## Exercise task:
Can you write out all the lines word for word, with no pictures?

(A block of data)
┄┄┄┄┄┄┄┄┄┄┄┄┄┄┄┄┄┄┄┄

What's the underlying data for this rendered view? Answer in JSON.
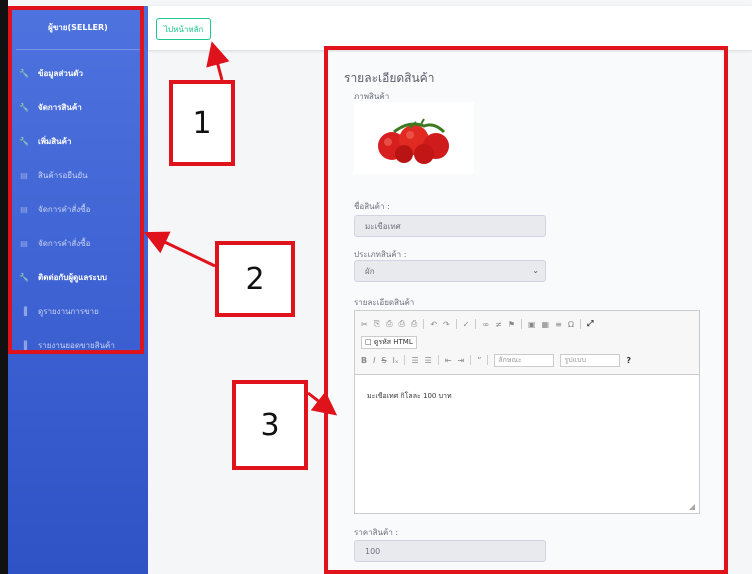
{
  "sidebar": {
    "brand": "ผู้ขาย(SELLER)",
    "items": [
      {
        "label": "ข้อมูลส่วนตัว",
        "icon": "wrench-icon"
      },
      {
        "label": "จัดการสินค้า",
        "icon": "wrench-icon"
      },
      {
        "label": "เพิ่มสินค้า",
        "icon": "wrench-icon"
      },
      {
        "label": "สินค้ารอยืนยัน",
        "icon": "table-icon"
      },
      {
        "label": "จัดการคำสั่งซื้อ",
        "icon": "table-icon"
      },
      {
        "label": "จัดการคำสั่งซื้อ",
        "icon": "table-icon"
      },
      {
        "label": "ติดต่อกับผู้ดูแลระบบ",
        "icon": "wrench-icon"
      },
      {
        "label": "ดูรายงานการขาย",
        "icon": "chart-icon"
      },
      {
        "label": "รายงานยอดขายสินค้า",
        "icon": "chart-icon"
      }
    ]
  },
  "topbar": {
    "home_button": "ไปหน้าหลัก"
  },
  "product": {
    "title": "รายละเอียดสินค้า",
    "image_label": "ภาพสินค้า",
    "name_label": "ชื่อสินค้า :",
    "name_value": "มะเขือเทศ",
    "type_label": "ประเภทสินค้า :",
    "type_value": "ผัก",
    "desc_label": "รายละเอียดสินค้า",
    "desc_value": "มะเขือเทศ กิโลละ 100 บาท",
    "price_label": "ราคาสินค้า :",
    "price_value": "100"
  },
  "editor": {
    "source_label": "ดูรหัส HTML",
    "format_dropdown": "ลักษณะ",
    "style_dropdown": "รูปแบบ",
    "help": "?"
  },
  "annotations": {
    "one": "1",
    "two": "2",
    "three": "3"
  },
  "colors": {
    "sidebar": "#4e73df",
    "accent_green": "#1cc88a",
    "annotation_red": "#e0121b"
  }
}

┄┄┄┄┄┄┄┄┄┄┄┄┄┄┄┄┄┄┄┄

## Solution for this exercise:
What's the underlying data for this rendered view? Answer in JSON.
{
  "sidebar": {
    "brand": "ผู้ขาย(SELLER)",
    "items": [
      {
        "label": "ข้อมูลส่วนตัว",
        "icon": "wrench-icon"
      },
      {
        "label": "จัดการสินค้า",
        "icon": "wrench-icon"
      },
      {
        "label": "เพิ่มสินค้า",
        "icon": "wrench-icon"
      },
      {
        "label": "สินค้ารอยืนยัน",
        "icon": "table-icon"
      },
      {
        "label": "จัดการคำสั่งซื้อ",
        "icon": "table-icon"
      },
      {
        "label": "จัดการคำสั่งซื้อ",
        "icon": "table-icon"
      },
      {
        "label": "ติดต่อกับผู้ดูแลระบบ",
        "icon": "wrench-icon"
      },
      {
        "label": "ดูรายงานการขาย",
        "icon": "chart-icon"
      },
      {
        "label": "รายงานยอดขายสินค้า",
        "icon": "chart-icon"
      }
    ]
  },
  "topbar": {
    "home_button": "ไปหน้าหลัก"
  },
  "product": {
    "title": "รายละเอียดสินค้า",
    "image_label": "ภาพสินค้า",
    "name_label": "ชื่อสินค้า :",
    "name_value": "มะเขือเทศ",
    "type_label": "ประเภทสินค้า :",
    "type_value": "ผัก",
    "desc_label": "รายละเอียดสินค้า",
    "desc_value": "มะเขือเทศ กิโลละ 100 บาท",
    "price_label": "ราคาสินค้า :",
    "price_value": "100"
  },
  "editor": {
    "source_label": "ดูรหัส HTML",
    "format_dropdown": "ลักษณะ",
    "style_dropdown": "รูปแบบ",
    "help": "?"
  },
  "annotations": {
    "one": "1",
    "two": "2",
    "three": "3"
  },
  "colors": {
    "sidebar": "#4e73df",
    "accent_green": "#1cc88a",
    "annotation_red": "#e0121b"
  }
}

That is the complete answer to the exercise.